## Task directions
Write every line out verbatim and omit the pictures.

Dataset listings of figures
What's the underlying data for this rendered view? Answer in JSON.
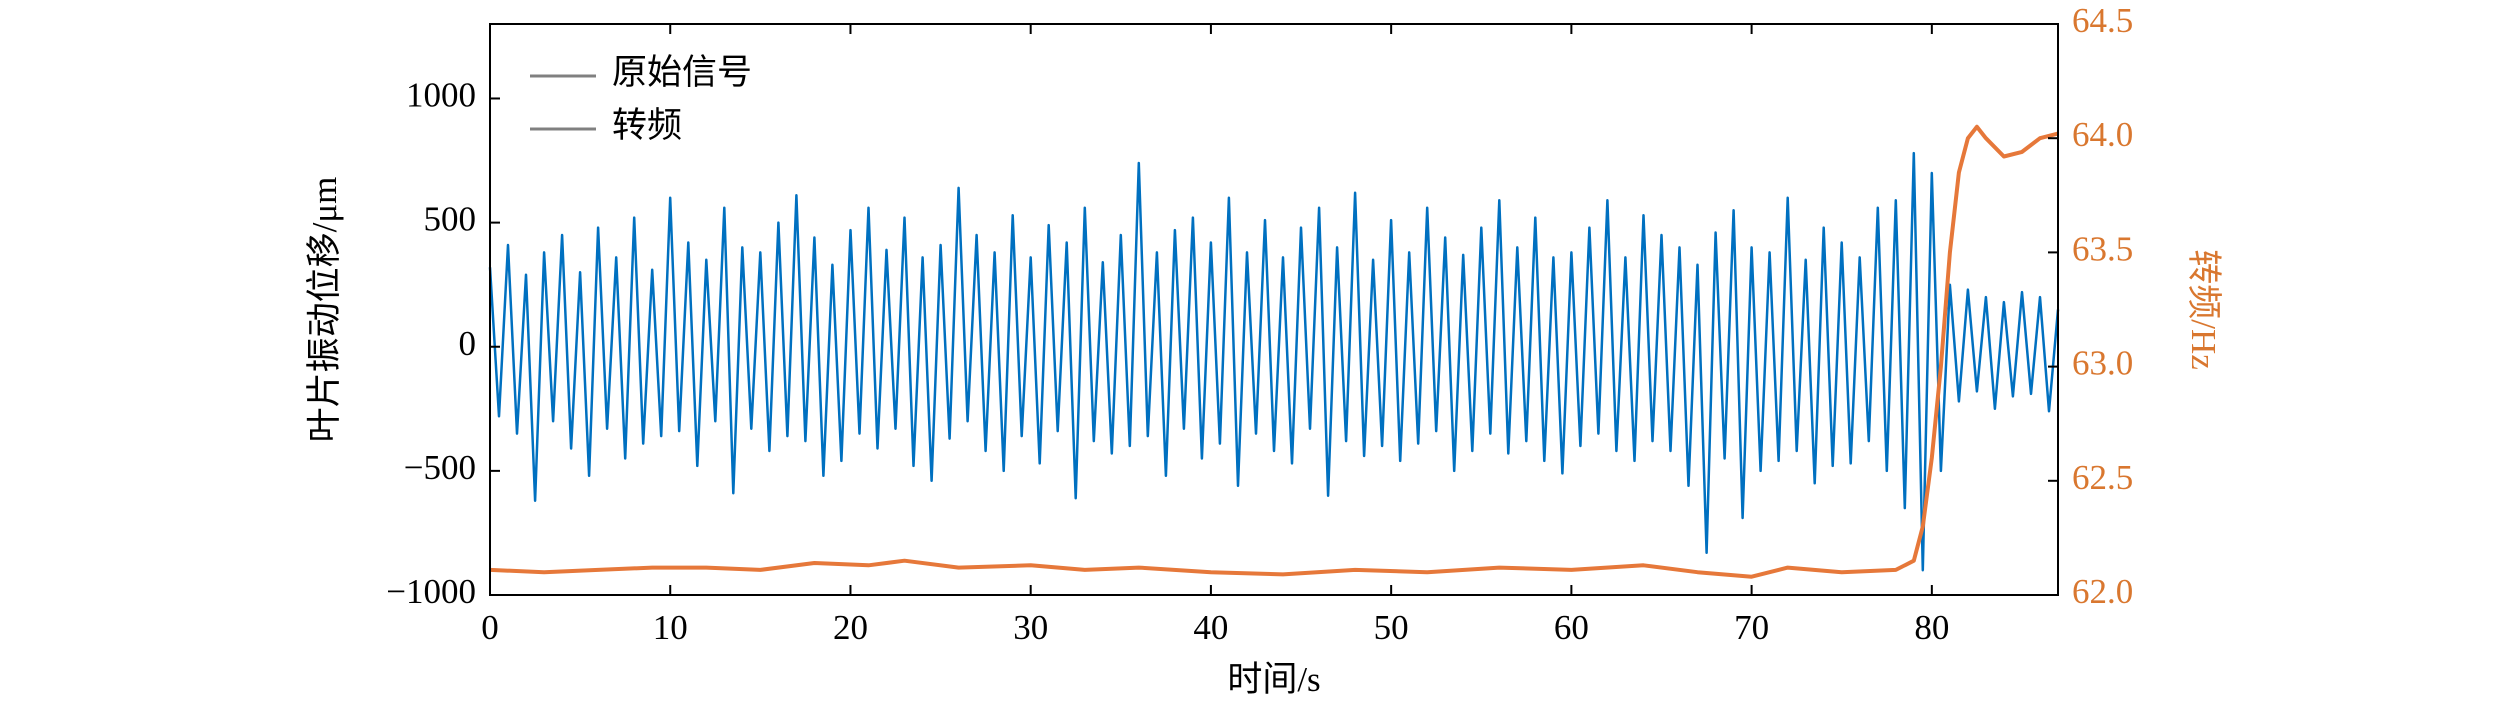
{
  "chart_data": {
    "type": "line",
    "xlabel": "时间/s",
    "ylabel": "叶片振动位移/μm",
    "y2label": "转频/Hz",
    "xlim": [
      0,
      87
    ],
    "xticks": [
      0,
      10,
      20,
      30,
      40,
      50,
      60,
      70,
      80
    ],
    "ylim": [
      -1000,
      1300
    ],
    "yticks": [
      {
        "value": -1000,
        "label": "−1000"
      },
      {
        "value": -500,
        "label": "−500"
      },
      0,
      500,
      1000
    ],
    "y2lim": [
      62,
      64.5
    ],
    "y2ticks": [
      {
        "value": 62,
        "label": "62.0"
      },
      62.5,
      {
        "value": 63,
        "label": "63.0"
      },
      63.5,
      {
        "value": 64,
        "label": "64.0"
      },
      64.5
    ],
    "y2color": "#d9772f",
    "legend": "upper left",
    "legend_color": "#808080",
    "series": [
      {
        "name": "原始信号",
        "color": "#0070c0",
        "x": [
          0,
          0.5,
          1,
          1.5,
          2,
          2.5,
          3,
          3.5,
          4,
          4.5,
          5,
          5.5,
          6,
          6.5,
          7,
          7.5,
          8,
          8.5,
          9,
          9.5,
          10,
          10.5,
          11,
          11.5,
          12,
          12.5,
          13,
          13.5,
          14,
          14.5,
          15,
          15.5,
          16,
          16.5,
          17,
          17.5,
          18,
          18.5,
          19,
          19.5,
          20,
          20.5,
          21,
          21.5,
          22,
          22.5,
          23,
          23.5,
          24,
          24.5,
          25,
          25.5,
          26,
          26.5,
          27,
          27.5,
          28,
          28.5,
          29,
          29.5,
          30,
          30.5,
          31,
          31.5,
          32,
          32.5,
          33,
          33.5,
          34,
          34.5,
          35,
          35.5,
          36,
          36.5,
          37,
          37.5,
          38,
          38.5,
          39,
          39.5,
          40,
          40.5,
          41,
          41.5,
          42,
          42.5,
          43,
          43.5,
          44,
          44.5,
          45,
          45.5,
          46,
          46.5,
          47,
          47.5,
          48,
          48.5,
          49,
          49.5,
          50,
          50.5,
          51,
          51.5,
          52,
          52.5,
          53,
          53.5,
          54,
          54.5,
          55,
          55.5,
          56,
          56.5,
          57,
          57.5,
          58,
          58.5,
          59,
          59.5,
          60,
          60.5,
          61,
          61.5,
          62,
          62.5,
          63,
          63.5,
          64,
          64.5,
          65,
          65.5,
          66,
          66.5,
          67,
          67.5,
          68,
          68.5,
          69,
          69.5,
          70,
          70.5,
          71,
          71.5,
          72,
          72.5,
          73,
          73.5,
          74,
          74.5,
          75,
          75.5,
          76,
          76.5,
          77,
          77.5,
          78,
          78.5,
          79,
          79.5,
          80,
          80.5,
          81,
          81.5,
          82,
          82.5,
          83,
          83.5,
          84,
          84.5,
          85,
          85.5,
          86,
          86.5,
          87
        ],
        "values": [
          320,
          -280,
          410,
          -350,
          290,
          -620,
          380,
          -300,
          450,
          -410,
          300,
          -520,
          480,
          -330,
          360,
          -450,
          520,
          -390,
          310,
          -360,
          600,
          -340,
          420,
          -480,
          350,
          -300,
          560,
          -590,
          400,
          -330,
          380,
          -420,
          500,
          -360,
          610,
          -380,
          440,
          -520,
          330,
          -460,
          470,
          -350,
          560,
          -410,
          390,
          -330,
          520,
          -480,
          360,
          -540,
          410,
          -370,
          640,
          -300,
          450,
          -420,
          380,
          -500,
          530,
          -360,
          360,
          -470,
          490,
          -340,
          420,
          -610,
          560,
          -380,
          340,
          -430,
          450,
          -400,
          740,
          -360,
          380,
          -520,
          470,
          -330,
          520,
          -450,
          420,
          -390,
          600,
          -560,
          380,
          -350,
          510,
          -420,
          360,
          -470,
          480,
          -330,
          560,
          -600,
          400,
          -380,
          620,
          -440,
          350,
          -400,
          510,
          -460,
          380,
          -390,
          560,
          -340,
          440,
          -500,
          370,
          -420,
          480,
          -350,
          590,
          -430,
          400,
          -380,
          520,
          -460,
          360,
          -510,
          380,
          -400,
          480,
          -350,
          590,
          -420,
          360,
          -460,
          530,
          -380,
          450,
          -420,
          400,
          -560,
          330,
          -830,
          460,
          -450,
          550,
          -690,
          400,
          -500,
          380,
          -460,
          600,
          -420,
          350,
          -550,
          480,
          -480,
          420,
          -470,
          360,
          -380,
          560,
          -500,
          590,
          -650,
          780,
          -900,
          700,
          -500,
          250,
          -220,
          230,
          -180,
          200,
          -250,
          180,
          -200,
          220,
          -190,
          200,
          -260,
          150
        ]
      },
      {
        "name": "转频",
        "color": "#e6783a",
        "axis": "y2",
        "x": [
          0,
          3,
          6,
          9,
          12,
          15,
          18,
          21,
          23,
          26,
          30,
          33,
          36,
          40,
          44,
          48,
          52,
          56,
          60,
          64,
          67,
          70,
          72,
          75,
          78,
          79,
          79.5,
          80,
          80.5,
          81,
          81.5,
          82,
          82.5,
          83,
          84,
          85,
          86,
          87
        ],
        "values": [
          62.11,
          62.1,
          62.11,
          62.12,
          62.12,
          62.11,
          62.14,
          62.13,
          62.15,
          62.12,
          62.13,
          62.11,
          62.12,
          62.1,
          62.09,
          62.11,
          62.1,
          62.12,
          62.11,
          62.13,
          62.1,
          62.08,
          62.12,
          62.1,
          62.11,
          62.15,
          62.3,
          62.6,
          63.0,
          63.5,
          63.85,
          64.0,
          64.05,
          64.0,
          63.92,
          63.94,
          64.0,
          64.02
        ]
      }
    ]
  }
}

## Exercise response
What's the underlying data for this rendered view? Answer in JSON.
{
  "chart_data": {
    "type": "line",
    "xlabel": "时间/s",
    "ylabel": "叶片振动位移/μm",
    "y2label": "转频/Hz",
    "xlim": [
      0,
      87
    ],
    "xticks": [
      0,
      10,
      20,
      30,
      40,
      50,
      60,
      70,
      80
    ],
    "ylim": [
      -1000,
      1300
    ],
    "yticks": [
      {
        "value": -1000,
        "label": "−1000"
      },
      {
        "value": -500,
        "label": "−500"
      },
      0,
      500,
      1000
    ],
    "y2lim": [
      62,
      64.5
    ],
    "y2ticks": [
      {
        "value": 62,
        "label": "62.0"
      },
      62.5,
      {
        "value": 63,
        "label": "63.0"
      },
      63.5,
      {
        "value": 64,
        "label": "64.0"
      },
      64.5
    ],
    "y2color": "#d9772f",
    "legend": "upper left",
    "legend_color": "#808080",
    "series": [
      {
        "name": "原始信号",
        "color": "#0070c0",
        "x": [
          0,
          0.5,
          1,
          1.5,
          2,
          2.5,
          3,
          3.5,
          4,
          4.5,
          5,
          5.5,
          6,
          6.5,
          7,
          7.5,
          8,
          8.5,
          9,
          9.5,
          10,
          10.5,
          11,
          11.5,
          12,
          12.5,
          13,
          13.5,
          14,
          14.5,
          15,
          15.5,
          16,
          16.5,
          17,
          17.5,
          18,
          18.5,
          19,
          19.5,
          20,
          20.5,
          21,
          21.5,
          22,
          22.5,
          23,
          23.5,
          24,
          24.5,
          25,
          25.5,
          26,
          26.5,
          27,
          27.5,
          28,
          28.5,
          29,
          29.5,
          30,
          30.5,
          31,
          31.5,
          32,
          32.5,
          33,
          33.5,
          34,
          34.5,
          35,
          35.5,
          36,
          36.5,
          37,
          37.5,
          38,
          38.5,
          39,
          39.5,
          40,
          40.5,
          41,
          41.5,
          42,
          42.5,
          43,
          43.5,
          44,
          44.5,
          45,
          45.5,
          46,
          46.5,
          47,
          47.5,
          48,
          48.5,
          49,
          49.5,
          50,
          50.5,
          51,
          51.5,
          52,
          52.5,
          53,
          53.5,
          54,
          54.5,
          55,
          55.5,
          56,
          56.5,
          57,
          57.5,
          58,
          58.5,
          59,
          59.5,
          60,
          60.5,
          61,
          61.5,
          62,
          62.5,
          63,
          63.5,
          64,
          64.5,
          65,
          65.5,
          66,
          66.5,
          67,
          67.5,
          68,
          68.5,
          69,
          69.5,
          70,
          70.5,
          71,
          71.5,
          72,
          72.5,
          73,
          73.5,
          74,
          74.5,
          75,
          75.5,
          76,
          76.5,
          77,
          77.5,
          78,
          78.5,
          79,
          79.5,
          80,
          80.5,
          81,
          81.5,
          82,
          82.5,
          83,
          83.5,
          84,
          84.5,
          85,
          85.5,
          86,
          86.5,
          87
        ],
        "values": [
          320,
          -280,
          410,
          -350,
          290,
          -620,
          380,
          -300,
          450,
          -410,
          300,
          -520,
          480,
          -330,
          360,
          -450,
          520,
          -390,
          310,
          -360,
          600,
          -340,
          420,
          -480,
          350,
          -300,
          560,
          -590,
          400,
          -330,
          380,
          -420,
          500,
          -360,
          610,
          -380,
          440,
          -520,
          330,
          -460,
          470,
          -350,
          560,
          -410,
          390,
          -330,
          520,
          -480,
          360,
          -540,
          410,
          -370,
          640,
          -300,
          450,
          -420,
          380,
          -500,
          530,
          -360,
          360,
          -470,
          490,
          -340,
          420,
          -610,
          560,
          -380,
          340,
          -430,
          450,
          -400,
          740,
          -360,
          380,
          -520,
          470,
          -330,
          520,
          -450,
          420,
          -390,
          600,
          -560,
          380,
          -350,
          510,
          -420,
          360,
          -470,
          480,
          -330,
          560,
          -600,
          400,
          -380,
          620,
          -440,
          350,
          -400,
          510,
          -460,
          380,
          -390,
          560,
          -340,
          440,
          -500,
          370,
          -420,
          480,
          -350,
          590,
          -430,
          400,
          -380,
          520,
          -460,
          360,
          -510,
          380,
          -400,
          480,
          -350,
          590,
          -420,
          360,
          -460,
          530,
          -380,
          450,
          -420,
          400,
          -560,
          330,
          -830,
          460,
          -450,
          550,
          -690,
          400,
          -500,
          380,
          -460,
          600,
          -420,
          350,
          -550,
          480,
          -480,
          420,
          -470,
          360,
          -380,
          560,
          -500,
          590,
          -650,
          780,
          -900,
          700,
          -500,
          250,
          -220,
          230,
          -180,
          200,
          -250,
          180,
          -200,
          220,
          -190,
          200,
          -260,
          150
        ]
      },
      {
        "name": "转频",
        "color": "#e6783a",
        "axis": "y2",
        "x": [
          0,
          3,
          6,
          9,
          12,
          15,
          18,
          21,
          23,
          26,
          30,
          33,
          36,
          40,
          44,
          48,
          52,
          56,
          60,
          64,
          67,
          70,
          72,
          75,
          78,
          79,
          79.5,
          80,
          80.5,
          81,
          81.5,
          82,
          82.5,
          83,
          84,
          85,
          86,
          87
        ],
        "values": [
          62.11,
          62.1,
          62.11,
          62.12,
          62.12,
          62.11,
          62.14,
          62.13,
          62.15,
          62.12,
          62.13,
          62.11,
          62.12,
          62.1,
          62.09,
          62.11,
          62.1,
          62.12,
          62.11,
          62.13,
          62.1,
          62.08,
          62.12,
          62.1,
          62.11,
          62.15,
          62.3,
          62.6,
          63.0,
          63.5,
          63.85,
          64.0,
          64.05,
          64.0,
          63.92,
          63.94,
          64.0,
          64.02
        ]
      }
    ]
  }
}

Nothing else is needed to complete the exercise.